■ WRITTEN TASK
Each line containing the word "document" should be found and copied.

(Saved data entries)
================
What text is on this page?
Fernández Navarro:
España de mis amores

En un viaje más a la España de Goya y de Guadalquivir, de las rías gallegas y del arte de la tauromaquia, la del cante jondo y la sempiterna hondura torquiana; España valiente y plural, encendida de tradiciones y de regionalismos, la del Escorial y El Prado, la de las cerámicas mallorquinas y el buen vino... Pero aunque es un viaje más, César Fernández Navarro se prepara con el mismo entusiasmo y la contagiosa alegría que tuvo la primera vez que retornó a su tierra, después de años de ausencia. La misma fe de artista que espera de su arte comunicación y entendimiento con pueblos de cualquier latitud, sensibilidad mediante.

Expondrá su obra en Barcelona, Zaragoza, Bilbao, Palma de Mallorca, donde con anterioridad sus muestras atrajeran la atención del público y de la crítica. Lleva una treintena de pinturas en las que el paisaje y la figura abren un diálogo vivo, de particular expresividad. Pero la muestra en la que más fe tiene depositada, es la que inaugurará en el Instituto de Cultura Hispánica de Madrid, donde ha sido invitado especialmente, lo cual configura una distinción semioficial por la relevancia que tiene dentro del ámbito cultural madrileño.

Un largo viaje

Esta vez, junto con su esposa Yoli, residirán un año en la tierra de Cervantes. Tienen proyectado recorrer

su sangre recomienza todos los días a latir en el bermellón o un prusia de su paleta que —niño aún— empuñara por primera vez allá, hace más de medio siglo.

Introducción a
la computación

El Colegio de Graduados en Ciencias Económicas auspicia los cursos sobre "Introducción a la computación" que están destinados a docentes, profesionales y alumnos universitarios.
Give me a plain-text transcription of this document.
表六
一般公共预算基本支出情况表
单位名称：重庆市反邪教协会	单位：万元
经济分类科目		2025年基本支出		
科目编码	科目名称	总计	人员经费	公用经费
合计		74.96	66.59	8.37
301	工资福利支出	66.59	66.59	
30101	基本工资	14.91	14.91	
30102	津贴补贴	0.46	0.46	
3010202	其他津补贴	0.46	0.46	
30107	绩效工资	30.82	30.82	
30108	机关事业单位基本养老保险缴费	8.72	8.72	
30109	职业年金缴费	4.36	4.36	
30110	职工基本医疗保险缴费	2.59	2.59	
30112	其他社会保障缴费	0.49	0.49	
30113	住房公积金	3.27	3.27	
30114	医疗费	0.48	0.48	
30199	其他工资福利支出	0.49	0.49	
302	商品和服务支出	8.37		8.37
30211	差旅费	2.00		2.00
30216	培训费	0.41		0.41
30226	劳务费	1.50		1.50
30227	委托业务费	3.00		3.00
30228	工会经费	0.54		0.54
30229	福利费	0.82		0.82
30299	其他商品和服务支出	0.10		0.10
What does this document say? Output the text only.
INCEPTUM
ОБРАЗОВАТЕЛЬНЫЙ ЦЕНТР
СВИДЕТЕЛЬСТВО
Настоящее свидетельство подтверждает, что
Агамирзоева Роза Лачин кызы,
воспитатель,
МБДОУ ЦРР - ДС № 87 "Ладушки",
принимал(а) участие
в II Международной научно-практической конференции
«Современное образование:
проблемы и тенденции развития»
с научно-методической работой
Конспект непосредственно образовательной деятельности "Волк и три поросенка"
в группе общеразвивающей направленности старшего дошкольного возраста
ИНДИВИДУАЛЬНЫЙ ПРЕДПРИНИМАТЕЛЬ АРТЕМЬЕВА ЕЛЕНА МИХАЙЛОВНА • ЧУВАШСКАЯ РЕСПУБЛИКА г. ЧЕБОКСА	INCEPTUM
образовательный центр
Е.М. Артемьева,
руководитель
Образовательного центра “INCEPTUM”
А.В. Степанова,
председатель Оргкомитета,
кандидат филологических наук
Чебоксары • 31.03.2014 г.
================
■ OUTPUT
Give me a plain-text transcription of this document.
What does this document say? Output the text only.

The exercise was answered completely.